Dans le récit ci-dessous sur le village de Tournehem, reproduisez à l'identique tout ce qui va de « Aujourd'hui, quand je » jusqu'à « des euros, heureusement. ».

▶ Extrait présenté:
::::::::::

Financièrement parlant, mon père n'avait jamais demandé de dommages et intérêts au marchand de meubles qui était propriétaire du terrain à cause du panneau placé à l'entrée.

Et c'est depuis cette époque, il y a presque 40 ans, qu'il n'a plus fallu me parler, ni du village de Tournehem, ni de sa forêt. Ce village (je ne sais pas si c'est une ville, pour moi, dans mes souvenirs, car je ne suis plus jamais allée là-bas, c'est un village), ce village s'apella pour moi, Tournedent.

Le souvenir m'en est revenu aujourd'hui, en lisant sur les nouvelles qui étaient sur la page d'accueil de mon mail, qu'il y avait eu un nouvel accident à Tournehem, avec un manège, et 25 blessés, mes compagnons d'infortune. Je venais juste d'en parler il y a peu de temps, en disant à quelqu'un que j'avais surnommé ce village Tournedent. Un village que j'ai depuis toujours soigneusement évité sur la route de la mer, parce que j'ai pensé qu'il me portait malheur.

Aujourd'hui, quand je passe la langue sur l'arrière de mon bridge, qui est plus épais que ne l'étaient mes dents originales, je repense parfois à cet accident, mais je n'ai jamais pensé que comme disaient mes parents le bon Dieu aurait puni ma désobéissance.

domino

 

 

* Ce n'étaient pas des euros, heureusement.

 

Commentaires

Bonjour,
Magnifique récit. Je pense que tes parents auraient dû être plus fermes. Tu avais 16 ans certes mais ils étaient responsables car tu n'étais pas majeure. Ils auraient été tout aussi bien responsables si tu avais causé des dégâts à du matériel ou fait du mal à quelqu'un. Seulement, tu es la victime de ces garçons. C'est pour cela qu'à ton âge je n'aimais pas les garçons avec leurs jeux violents.

::::::::::

Listes de coordonnées des cadres
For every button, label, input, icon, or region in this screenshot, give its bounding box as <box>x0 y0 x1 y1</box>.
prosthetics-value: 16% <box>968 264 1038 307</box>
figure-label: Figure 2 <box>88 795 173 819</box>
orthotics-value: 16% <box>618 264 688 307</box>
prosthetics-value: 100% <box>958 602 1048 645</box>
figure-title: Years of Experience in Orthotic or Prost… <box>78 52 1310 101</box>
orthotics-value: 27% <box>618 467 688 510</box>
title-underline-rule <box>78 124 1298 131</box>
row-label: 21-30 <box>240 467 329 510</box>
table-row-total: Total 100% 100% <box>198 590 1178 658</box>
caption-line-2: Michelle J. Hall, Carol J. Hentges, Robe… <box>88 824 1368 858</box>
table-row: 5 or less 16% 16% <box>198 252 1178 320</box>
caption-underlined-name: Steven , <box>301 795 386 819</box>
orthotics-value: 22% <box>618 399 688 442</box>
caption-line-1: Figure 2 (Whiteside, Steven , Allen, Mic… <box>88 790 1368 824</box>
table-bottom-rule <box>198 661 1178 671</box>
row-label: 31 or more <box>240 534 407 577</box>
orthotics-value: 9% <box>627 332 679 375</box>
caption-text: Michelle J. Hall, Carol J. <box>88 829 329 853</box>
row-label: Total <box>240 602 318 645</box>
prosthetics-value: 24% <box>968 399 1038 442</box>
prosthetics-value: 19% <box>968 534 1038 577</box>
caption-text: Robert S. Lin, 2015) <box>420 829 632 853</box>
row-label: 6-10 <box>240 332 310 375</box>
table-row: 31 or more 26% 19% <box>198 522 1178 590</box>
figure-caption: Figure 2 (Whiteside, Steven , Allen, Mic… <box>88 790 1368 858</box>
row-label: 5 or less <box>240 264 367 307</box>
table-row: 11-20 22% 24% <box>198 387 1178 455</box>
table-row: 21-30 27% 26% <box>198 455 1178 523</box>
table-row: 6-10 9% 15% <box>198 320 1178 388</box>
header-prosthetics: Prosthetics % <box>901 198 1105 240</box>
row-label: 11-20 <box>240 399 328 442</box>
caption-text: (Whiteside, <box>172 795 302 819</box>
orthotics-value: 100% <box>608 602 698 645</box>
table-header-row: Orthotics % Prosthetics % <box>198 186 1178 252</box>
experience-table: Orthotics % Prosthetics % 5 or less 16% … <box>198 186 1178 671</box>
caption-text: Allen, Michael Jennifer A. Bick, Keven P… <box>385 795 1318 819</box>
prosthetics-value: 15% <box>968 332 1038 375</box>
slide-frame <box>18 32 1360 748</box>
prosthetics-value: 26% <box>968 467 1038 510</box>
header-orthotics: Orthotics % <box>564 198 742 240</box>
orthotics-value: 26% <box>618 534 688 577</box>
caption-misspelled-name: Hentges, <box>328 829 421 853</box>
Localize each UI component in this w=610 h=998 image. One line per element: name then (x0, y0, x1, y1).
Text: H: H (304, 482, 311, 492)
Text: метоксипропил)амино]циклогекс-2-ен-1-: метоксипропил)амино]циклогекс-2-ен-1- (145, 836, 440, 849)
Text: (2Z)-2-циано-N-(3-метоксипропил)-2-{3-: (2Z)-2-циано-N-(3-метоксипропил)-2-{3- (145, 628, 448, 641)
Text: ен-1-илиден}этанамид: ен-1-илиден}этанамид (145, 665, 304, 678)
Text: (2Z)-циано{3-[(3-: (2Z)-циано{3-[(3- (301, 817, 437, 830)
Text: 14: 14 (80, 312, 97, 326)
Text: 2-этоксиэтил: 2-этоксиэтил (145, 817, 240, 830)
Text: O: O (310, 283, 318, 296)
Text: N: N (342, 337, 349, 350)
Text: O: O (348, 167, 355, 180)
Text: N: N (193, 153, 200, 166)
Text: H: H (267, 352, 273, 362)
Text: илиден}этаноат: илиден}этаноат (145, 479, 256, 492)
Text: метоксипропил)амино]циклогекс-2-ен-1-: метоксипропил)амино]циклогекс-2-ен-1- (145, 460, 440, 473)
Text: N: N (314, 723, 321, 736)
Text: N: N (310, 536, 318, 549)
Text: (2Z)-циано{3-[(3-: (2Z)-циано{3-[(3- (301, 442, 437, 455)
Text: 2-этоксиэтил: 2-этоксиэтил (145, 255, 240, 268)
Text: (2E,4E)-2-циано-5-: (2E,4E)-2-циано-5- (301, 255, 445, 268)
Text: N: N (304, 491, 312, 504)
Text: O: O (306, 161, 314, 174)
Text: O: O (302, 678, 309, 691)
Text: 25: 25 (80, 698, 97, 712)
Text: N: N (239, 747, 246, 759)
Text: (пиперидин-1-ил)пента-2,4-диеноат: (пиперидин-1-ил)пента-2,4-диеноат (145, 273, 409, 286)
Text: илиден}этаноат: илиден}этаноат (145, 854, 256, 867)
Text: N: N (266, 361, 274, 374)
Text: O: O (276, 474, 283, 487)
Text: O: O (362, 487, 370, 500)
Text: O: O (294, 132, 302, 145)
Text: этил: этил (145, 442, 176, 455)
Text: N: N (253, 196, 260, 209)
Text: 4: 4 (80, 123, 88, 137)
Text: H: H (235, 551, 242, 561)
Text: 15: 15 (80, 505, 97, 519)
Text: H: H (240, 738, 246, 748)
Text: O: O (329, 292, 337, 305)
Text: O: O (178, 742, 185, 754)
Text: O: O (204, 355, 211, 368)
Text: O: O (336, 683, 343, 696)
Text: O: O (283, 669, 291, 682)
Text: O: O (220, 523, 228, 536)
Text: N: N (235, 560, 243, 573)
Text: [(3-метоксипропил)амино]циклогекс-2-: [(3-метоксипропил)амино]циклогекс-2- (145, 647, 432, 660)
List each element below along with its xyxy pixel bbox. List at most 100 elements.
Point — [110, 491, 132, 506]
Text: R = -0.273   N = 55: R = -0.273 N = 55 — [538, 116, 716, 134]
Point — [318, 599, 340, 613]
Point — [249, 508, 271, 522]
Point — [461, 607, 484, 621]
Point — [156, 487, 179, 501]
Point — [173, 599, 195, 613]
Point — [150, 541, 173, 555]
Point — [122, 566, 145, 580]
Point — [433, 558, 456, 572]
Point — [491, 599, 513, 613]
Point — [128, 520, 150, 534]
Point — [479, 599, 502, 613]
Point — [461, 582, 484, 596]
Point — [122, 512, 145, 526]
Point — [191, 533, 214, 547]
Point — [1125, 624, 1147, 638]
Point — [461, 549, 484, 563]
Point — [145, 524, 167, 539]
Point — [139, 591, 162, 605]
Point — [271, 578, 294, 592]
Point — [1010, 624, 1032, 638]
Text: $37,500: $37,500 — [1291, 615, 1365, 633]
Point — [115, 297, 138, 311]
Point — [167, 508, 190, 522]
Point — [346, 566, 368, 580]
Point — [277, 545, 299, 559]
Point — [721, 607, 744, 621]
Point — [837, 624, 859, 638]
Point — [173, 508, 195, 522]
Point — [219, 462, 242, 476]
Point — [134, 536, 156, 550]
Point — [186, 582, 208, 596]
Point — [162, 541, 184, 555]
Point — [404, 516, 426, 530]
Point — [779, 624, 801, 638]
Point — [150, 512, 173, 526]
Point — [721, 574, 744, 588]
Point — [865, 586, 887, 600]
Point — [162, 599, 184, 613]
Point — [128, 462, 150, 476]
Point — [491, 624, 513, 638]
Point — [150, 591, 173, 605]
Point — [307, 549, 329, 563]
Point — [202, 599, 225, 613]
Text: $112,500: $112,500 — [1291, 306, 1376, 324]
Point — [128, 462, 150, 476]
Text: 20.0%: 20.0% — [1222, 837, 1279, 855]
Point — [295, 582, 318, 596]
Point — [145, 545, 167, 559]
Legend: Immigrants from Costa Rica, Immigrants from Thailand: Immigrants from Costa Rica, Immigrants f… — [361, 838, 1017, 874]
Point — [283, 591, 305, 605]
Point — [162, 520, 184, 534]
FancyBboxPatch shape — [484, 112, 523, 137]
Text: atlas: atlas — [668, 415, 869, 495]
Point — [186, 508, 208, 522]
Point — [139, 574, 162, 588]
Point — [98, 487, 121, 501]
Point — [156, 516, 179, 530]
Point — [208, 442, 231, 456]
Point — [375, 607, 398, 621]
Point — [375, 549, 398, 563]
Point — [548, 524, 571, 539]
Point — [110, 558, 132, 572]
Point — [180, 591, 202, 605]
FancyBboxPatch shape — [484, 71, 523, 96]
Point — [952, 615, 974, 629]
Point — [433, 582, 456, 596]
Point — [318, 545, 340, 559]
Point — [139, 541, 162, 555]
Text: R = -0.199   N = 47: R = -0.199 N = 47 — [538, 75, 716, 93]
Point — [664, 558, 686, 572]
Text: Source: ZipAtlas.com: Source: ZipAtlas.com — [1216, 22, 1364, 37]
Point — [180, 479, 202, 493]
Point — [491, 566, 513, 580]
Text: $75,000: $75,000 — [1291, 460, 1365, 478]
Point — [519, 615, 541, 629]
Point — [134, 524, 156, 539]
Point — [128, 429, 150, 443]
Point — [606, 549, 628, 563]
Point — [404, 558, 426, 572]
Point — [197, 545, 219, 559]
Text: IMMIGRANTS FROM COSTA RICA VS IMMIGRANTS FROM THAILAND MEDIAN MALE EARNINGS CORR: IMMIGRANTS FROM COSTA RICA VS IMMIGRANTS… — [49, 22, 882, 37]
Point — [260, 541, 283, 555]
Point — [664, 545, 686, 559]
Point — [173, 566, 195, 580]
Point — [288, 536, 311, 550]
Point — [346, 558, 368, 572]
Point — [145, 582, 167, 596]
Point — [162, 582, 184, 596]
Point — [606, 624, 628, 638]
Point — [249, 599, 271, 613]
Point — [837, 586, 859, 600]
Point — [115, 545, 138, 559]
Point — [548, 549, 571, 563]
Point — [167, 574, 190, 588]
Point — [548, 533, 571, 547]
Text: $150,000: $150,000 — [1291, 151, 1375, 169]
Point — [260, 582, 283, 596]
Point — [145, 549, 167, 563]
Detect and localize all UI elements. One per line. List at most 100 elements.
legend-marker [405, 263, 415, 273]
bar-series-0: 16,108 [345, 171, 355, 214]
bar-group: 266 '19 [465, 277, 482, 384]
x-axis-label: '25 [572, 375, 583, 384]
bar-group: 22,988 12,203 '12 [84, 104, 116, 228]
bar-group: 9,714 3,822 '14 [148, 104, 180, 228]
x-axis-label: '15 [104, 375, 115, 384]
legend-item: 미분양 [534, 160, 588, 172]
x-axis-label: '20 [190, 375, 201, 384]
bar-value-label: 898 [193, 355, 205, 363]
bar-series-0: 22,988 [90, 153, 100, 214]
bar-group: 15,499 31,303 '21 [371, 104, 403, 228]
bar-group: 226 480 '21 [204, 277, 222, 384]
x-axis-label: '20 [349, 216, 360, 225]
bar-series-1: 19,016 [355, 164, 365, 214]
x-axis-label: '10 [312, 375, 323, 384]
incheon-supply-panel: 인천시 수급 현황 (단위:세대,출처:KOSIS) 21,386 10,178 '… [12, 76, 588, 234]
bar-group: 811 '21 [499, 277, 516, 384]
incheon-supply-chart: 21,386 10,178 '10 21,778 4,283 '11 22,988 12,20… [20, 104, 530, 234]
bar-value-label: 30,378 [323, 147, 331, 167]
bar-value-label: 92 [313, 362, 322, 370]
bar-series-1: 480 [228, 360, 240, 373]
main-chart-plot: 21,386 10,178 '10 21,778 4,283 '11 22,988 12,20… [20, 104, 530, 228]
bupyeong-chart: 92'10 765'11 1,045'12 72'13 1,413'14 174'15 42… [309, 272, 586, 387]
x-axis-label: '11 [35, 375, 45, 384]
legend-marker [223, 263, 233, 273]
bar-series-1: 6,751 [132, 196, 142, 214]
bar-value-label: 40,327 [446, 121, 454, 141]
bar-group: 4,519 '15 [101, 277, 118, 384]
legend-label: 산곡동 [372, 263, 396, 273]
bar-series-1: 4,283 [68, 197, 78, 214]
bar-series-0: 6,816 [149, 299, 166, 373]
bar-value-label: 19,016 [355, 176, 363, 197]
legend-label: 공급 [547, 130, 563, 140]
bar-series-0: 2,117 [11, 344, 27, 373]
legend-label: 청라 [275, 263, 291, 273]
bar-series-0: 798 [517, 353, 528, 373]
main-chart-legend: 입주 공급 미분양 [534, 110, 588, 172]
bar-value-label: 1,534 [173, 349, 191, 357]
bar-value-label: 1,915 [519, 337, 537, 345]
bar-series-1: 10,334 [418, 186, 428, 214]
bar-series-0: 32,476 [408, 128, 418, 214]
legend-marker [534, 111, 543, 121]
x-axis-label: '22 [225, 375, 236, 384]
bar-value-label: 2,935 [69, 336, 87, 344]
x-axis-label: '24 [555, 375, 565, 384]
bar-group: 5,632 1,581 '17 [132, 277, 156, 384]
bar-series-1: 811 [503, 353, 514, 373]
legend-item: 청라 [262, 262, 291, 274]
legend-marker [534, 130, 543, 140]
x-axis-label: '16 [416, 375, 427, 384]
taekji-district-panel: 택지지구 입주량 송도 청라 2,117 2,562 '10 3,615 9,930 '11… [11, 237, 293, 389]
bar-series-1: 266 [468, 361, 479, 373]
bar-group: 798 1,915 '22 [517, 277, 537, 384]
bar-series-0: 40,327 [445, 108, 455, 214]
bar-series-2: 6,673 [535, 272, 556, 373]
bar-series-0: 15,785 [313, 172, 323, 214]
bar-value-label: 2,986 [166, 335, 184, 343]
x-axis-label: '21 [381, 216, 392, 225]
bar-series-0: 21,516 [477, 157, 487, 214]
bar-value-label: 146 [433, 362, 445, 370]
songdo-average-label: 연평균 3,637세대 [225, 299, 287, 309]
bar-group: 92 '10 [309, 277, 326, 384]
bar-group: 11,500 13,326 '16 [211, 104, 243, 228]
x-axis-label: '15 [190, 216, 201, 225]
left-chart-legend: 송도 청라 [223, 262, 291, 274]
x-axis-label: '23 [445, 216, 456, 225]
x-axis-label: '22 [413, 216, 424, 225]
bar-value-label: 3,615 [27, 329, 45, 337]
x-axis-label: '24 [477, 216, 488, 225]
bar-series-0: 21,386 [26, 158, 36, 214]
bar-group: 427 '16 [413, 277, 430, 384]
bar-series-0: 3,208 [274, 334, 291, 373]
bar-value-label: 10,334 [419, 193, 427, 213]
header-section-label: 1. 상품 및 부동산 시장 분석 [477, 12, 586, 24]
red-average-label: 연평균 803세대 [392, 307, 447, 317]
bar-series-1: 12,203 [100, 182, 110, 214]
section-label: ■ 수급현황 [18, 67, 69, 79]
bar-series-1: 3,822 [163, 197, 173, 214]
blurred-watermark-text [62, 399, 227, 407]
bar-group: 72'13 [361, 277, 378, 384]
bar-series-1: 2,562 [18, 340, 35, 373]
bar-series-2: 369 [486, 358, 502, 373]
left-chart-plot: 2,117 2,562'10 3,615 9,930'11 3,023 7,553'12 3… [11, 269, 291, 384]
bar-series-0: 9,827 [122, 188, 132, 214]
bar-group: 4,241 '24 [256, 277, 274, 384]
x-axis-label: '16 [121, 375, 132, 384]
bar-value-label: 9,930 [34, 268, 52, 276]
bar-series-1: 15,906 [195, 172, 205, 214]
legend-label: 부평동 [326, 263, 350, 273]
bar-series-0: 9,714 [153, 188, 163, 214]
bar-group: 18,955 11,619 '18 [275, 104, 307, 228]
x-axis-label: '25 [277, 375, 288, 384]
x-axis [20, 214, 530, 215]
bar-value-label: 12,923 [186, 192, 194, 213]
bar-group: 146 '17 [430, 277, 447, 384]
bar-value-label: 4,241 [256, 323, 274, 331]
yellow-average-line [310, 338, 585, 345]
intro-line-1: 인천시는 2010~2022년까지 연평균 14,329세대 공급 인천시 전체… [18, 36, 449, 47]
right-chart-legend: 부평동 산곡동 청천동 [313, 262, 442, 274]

::::::::::

▶ Corrigé:
Aujourd'hui, quand je passe la langue sur l'arrière de mon bridge, qui est plus épais que ne l'étaient mes dents originales, je repense parfois à cet accident, mais je n'ai jamais pensé que comme disaient mes parents le bon Dieu aurait puni ma désobéissance.

domino

 

 

* Ce n'étaient pas des euros, heureusement.